▶ _Stated problem_:
With the pictures left out, copy the listing below exactly.
= = = = = = =
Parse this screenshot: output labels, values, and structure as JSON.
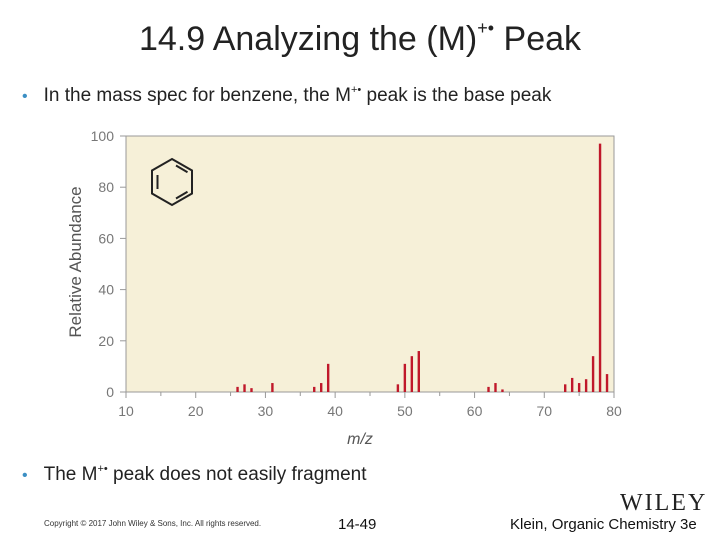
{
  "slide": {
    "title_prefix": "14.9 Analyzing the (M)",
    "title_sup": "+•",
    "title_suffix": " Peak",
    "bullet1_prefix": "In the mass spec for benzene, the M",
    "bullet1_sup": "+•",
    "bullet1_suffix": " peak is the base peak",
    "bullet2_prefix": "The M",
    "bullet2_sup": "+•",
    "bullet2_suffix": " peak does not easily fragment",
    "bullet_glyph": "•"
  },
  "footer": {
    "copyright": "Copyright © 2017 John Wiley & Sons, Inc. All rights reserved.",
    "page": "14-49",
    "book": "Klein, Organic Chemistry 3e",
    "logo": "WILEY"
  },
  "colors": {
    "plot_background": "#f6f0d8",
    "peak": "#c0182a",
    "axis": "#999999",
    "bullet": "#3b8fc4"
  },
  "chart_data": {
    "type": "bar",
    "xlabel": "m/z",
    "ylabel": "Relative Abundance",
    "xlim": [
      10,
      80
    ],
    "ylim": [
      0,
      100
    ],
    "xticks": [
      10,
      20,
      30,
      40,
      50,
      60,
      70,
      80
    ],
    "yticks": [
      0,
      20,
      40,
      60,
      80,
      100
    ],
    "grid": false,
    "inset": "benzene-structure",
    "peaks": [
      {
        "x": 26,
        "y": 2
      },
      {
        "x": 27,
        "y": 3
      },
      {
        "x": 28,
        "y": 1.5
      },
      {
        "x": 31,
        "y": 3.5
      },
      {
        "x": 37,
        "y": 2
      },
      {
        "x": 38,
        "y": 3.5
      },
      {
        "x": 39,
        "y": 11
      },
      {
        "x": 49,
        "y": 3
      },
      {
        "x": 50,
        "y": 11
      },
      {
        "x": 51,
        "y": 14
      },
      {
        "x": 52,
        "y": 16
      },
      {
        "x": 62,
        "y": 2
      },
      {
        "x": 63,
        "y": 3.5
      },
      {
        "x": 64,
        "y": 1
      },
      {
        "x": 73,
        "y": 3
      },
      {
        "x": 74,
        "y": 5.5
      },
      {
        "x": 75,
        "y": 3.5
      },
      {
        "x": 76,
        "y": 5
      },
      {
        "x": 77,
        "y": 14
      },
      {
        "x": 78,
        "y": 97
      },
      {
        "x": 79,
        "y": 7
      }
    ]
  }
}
= = = = = = =
▶ _Solution for this exercise_:
Parse this screenshot: output labels, values, and structure as JSON.
{
  "slide": {
    "title_prefix": "14.9 Analyzing the (M)",
    "title_sup": "+•",
    "title_suffix": " Peak",
    "bullet1_prefix": "In the mass spec for benzene, the M",
    "bullet1_sup": "+•",
    "bullet1_suffix": " peak is the base peak",
    "bullet2_prefix": "The M",
    "bullet2_sup": "+•",
    "bullet2_suffix": " peak does not easily fragment",
    "bullet_glyph": "•"
  },
  "footer": {
    "copyright": "Copyright © 2017 John Wiley & Sons, Inc. All rights reserved.",
    "page": "14-49",
    "book": "Klein, Organic Chemistry 3e",
    "logo": "WILEY"
  },
  "colors": {
    "plot_background": "#f6f0d8",
    "peak": "#c0182a",
    "axis": "#999999",
    "bullet": "#3b8fc4"
  },
  "chart_data": {
    "type": "bar",
    "xlabel": "m/z",
    "ylabel": "Relative Abundance",
    "xlim": [
      10,
      80
    ],
    "ylim": [
      0,
      100
    ],
    "xticks": [
      10,
      20,
      30,
      40,
      50,
      60,
      70,
      80
    ],
    "yticks": [
      0,
      20,
      40,
      60,
      80,
      100
    ],
    "grid": false,
    "inset": "benzene-structure",
    "peaks": [
      {
        "x": 26,
        "y": 2
      },
      {
        "x": 27,
        "y": 3
      },
      {
        "x": 28,
        "y": 1.5
      },
      {
        "x": 31,
        "y": 3.5
      },
      {
        "x": 37,
        "y": 2
      },
      {
        "x": 38,
        "y": 3.5
      },
      {
        "x": 39,
        "y": 11
      },
      {
        "x": 49,
        "y": 3
      },
      {
        "x": 50,
        "y": 11
      },
      {
        "x": 51,
        "y": 14
      },
      {
        "x": 52,
        "y": 16
      },
      {
        "x": 62,
        "y": 2
      },
      {
        "x": 63,
        "y": 3.5
      },
      {
        "x": 64,
        "y": 1
      },
      {
        "x": 73,
        "y": 3
      },
      {
        "x": 74,
        "y": 5.5
      },
      {
        "x": 75,
        "y": 3.5
      },
      {
        "x": 76,
        "y": 5
      },
      {
        "x": 77,
        "y": 14
      },
      {
        "x": 78,
        "y": 97
      },
      {
        "x": 79,
        "y": 7
      }
    ]
  }
}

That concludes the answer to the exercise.